* Short task *
Check each line for the string "text" and give only the count of lines that have it.
--- begin Exercise inputs ---
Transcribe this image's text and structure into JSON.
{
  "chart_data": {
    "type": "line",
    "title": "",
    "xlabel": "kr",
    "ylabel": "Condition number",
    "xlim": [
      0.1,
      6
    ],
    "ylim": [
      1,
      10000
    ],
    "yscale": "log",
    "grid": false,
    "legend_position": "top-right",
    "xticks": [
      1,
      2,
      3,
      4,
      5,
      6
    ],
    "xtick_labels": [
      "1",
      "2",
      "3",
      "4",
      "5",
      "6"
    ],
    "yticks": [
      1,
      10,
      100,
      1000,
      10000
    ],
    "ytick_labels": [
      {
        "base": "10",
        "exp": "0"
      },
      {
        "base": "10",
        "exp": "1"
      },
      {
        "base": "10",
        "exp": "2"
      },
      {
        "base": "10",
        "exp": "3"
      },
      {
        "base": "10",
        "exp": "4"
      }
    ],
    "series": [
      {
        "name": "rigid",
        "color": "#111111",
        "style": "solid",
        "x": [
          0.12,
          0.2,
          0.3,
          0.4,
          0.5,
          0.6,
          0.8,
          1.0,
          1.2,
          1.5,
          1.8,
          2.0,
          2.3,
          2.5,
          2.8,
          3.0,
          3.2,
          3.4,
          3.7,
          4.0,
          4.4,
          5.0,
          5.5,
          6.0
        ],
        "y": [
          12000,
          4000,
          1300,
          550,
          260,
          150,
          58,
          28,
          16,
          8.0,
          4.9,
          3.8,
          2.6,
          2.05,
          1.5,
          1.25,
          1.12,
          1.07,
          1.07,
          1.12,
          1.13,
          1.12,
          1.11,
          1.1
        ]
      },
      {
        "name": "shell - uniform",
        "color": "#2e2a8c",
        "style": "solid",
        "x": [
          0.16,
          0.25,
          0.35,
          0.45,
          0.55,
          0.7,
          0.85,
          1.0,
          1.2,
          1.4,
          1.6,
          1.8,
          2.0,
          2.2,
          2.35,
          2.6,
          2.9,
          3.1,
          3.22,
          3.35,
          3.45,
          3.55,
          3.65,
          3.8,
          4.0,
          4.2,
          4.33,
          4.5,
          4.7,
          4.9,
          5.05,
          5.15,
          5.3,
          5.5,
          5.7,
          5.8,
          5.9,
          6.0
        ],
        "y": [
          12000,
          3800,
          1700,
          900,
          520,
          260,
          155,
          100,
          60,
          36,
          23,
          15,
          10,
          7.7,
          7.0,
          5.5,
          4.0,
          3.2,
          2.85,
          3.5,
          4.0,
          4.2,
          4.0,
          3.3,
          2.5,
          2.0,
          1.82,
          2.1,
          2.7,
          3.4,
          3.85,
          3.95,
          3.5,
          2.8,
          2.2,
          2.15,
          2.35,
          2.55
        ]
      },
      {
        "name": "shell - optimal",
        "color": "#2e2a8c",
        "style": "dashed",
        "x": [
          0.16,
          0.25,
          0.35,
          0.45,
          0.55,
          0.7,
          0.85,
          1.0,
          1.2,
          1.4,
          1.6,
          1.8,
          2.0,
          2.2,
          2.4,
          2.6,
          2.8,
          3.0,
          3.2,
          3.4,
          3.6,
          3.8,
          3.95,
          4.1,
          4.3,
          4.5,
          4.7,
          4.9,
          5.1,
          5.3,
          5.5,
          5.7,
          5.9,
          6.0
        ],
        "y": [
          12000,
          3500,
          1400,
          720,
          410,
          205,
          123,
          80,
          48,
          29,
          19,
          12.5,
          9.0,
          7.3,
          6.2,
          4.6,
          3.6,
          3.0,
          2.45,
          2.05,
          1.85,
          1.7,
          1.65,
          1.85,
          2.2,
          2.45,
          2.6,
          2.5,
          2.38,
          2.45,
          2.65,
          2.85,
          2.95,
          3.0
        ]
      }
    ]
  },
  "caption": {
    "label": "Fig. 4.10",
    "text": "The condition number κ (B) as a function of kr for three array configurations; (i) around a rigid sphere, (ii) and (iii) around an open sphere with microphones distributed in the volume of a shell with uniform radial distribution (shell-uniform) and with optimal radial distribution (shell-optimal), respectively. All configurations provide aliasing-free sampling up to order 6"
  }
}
--- end Exercise inputs ---
* Written answer *
2